Work to complete: Can you write down, word for word, the entries below from their first line through the line containing "layer-duration-bar[interactable] (864, 762, 957, 772)", both of those lines included?
— Start of Listing —
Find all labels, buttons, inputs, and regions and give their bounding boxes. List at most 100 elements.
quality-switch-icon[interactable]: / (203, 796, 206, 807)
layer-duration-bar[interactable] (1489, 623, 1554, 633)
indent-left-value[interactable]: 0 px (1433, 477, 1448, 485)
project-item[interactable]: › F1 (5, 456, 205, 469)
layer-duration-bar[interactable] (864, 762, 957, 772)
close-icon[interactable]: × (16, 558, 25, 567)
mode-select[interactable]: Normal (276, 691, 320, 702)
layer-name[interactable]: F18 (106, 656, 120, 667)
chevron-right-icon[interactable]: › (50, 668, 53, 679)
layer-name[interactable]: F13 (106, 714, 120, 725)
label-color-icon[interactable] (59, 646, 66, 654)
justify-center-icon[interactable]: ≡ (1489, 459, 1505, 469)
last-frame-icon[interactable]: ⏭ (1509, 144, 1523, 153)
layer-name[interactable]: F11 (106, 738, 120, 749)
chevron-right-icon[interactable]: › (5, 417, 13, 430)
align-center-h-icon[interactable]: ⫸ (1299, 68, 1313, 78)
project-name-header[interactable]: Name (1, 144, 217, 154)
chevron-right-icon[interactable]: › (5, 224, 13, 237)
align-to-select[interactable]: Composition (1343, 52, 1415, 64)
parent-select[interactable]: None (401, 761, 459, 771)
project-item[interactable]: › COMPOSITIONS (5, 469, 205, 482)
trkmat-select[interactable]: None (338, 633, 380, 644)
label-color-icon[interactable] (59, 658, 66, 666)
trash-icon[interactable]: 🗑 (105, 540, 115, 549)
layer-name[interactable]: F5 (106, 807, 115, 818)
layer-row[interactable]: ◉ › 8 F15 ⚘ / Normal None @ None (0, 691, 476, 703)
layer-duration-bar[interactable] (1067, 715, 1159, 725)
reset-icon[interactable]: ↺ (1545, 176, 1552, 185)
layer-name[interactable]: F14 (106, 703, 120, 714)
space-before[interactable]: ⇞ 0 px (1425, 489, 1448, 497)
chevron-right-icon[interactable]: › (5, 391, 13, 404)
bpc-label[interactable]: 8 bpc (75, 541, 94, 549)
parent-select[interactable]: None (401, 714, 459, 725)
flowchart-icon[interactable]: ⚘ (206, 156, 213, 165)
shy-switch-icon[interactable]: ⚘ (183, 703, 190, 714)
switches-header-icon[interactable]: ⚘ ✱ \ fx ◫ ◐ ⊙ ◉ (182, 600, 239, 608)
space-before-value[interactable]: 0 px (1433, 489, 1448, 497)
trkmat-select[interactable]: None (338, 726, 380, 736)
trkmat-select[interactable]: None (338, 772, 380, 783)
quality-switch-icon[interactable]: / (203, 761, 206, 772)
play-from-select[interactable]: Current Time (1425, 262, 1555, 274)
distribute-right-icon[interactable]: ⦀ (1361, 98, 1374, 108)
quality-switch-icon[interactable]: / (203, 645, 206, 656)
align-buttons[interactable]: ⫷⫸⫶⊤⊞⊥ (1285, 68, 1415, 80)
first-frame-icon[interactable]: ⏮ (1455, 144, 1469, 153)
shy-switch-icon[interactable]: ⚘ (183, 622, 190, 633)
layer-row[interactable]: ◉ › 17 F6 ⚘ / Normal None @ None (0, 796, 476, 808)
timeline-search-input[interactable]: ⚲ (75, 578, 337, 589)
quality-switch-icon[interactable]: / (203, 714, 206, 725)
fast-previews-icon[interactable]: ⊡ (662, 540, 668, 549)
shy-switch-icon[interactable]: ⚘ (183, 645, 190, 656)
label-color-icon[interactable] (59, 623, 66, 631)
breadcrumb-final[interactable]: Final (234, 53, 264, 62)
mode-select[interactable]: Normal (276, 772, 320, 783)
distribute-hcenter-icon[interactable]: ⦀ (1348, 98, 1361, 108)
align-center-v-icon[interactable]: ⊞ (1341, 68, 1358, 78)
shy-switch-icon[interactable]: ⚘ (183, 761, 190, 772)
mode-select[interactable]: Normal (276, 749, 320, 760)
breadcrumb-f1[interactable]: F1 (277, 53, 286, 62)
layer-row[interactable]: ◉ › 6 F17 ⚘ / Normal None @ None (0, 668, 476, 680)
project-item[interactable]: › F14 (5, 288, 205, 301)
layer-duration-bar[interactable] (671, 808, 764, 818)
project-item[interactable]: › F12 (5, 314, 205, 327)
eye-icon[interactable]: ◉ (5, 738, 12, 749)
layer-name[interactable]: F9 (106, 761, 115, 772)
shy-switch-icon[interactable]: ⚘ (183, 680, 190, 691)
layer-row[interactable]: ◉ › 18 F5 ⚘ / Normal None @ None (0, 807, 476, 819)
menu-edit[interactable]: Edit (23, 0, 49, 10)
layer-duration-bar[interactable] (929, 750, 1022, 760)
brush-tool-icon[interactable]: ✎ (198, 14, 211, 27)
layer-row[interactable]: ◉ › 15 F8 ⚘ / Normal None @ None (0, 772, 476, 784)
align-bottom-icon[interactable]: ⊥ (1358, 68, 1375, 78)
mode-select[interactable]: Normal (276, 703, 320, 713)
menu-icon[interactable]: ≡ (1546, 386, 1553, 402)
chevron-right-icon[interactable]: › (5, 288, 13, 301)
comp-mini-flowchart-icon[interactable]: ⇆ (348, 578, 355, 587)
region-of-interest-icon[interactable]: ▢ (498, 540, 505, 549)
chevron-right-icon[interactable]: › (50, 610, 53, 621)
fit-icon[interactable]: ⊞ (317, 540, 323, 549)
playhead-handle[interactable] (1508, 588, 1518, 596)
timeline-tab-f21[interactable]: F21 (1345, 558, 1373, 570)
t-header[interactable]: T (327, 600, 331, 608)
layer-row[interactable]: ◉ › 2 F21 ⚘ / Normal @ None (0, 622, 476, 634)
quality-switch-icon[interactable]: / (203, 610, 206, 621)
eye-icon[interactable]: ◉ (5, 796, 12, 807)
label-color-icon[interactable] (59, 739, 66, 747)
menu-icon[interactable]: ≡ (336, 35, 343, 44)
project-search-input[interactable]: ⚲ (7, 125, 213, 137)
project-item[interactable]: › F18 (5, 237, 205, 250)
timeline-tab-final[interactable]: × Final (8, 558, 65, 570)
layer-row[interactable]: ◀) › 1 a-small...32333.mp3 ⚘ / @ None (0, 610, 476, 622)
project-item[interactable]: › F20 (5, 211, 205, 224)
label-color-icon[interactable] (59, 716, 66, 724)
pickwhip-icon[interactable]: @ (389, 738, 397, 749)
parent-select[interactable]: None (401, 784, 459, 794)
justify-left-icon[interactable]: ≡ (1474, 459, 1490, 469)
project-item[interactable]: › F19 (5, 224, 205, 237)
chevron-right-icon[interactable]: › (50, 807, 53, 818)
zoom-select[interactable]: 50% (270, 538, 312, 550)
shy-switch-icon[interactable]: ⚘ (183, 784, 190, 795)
— End of Listing —
Written answer:
Find all labels, buttons, inputs, and regions and give their bounding boxes. List at most 100 elements.
quality-switch-icon[interactable]: / (203, 796, 206, 807)
layer-duration-bar[interactable] (1489, 623, 1554, 633)
indent-left-value[interactable]: 0 px (1433, 477, 1448, 485)
project-item[interactable]: › F1 (5, 456, 205, 469)
layer-duration-bar[interactable] (864, 762, 957, 772)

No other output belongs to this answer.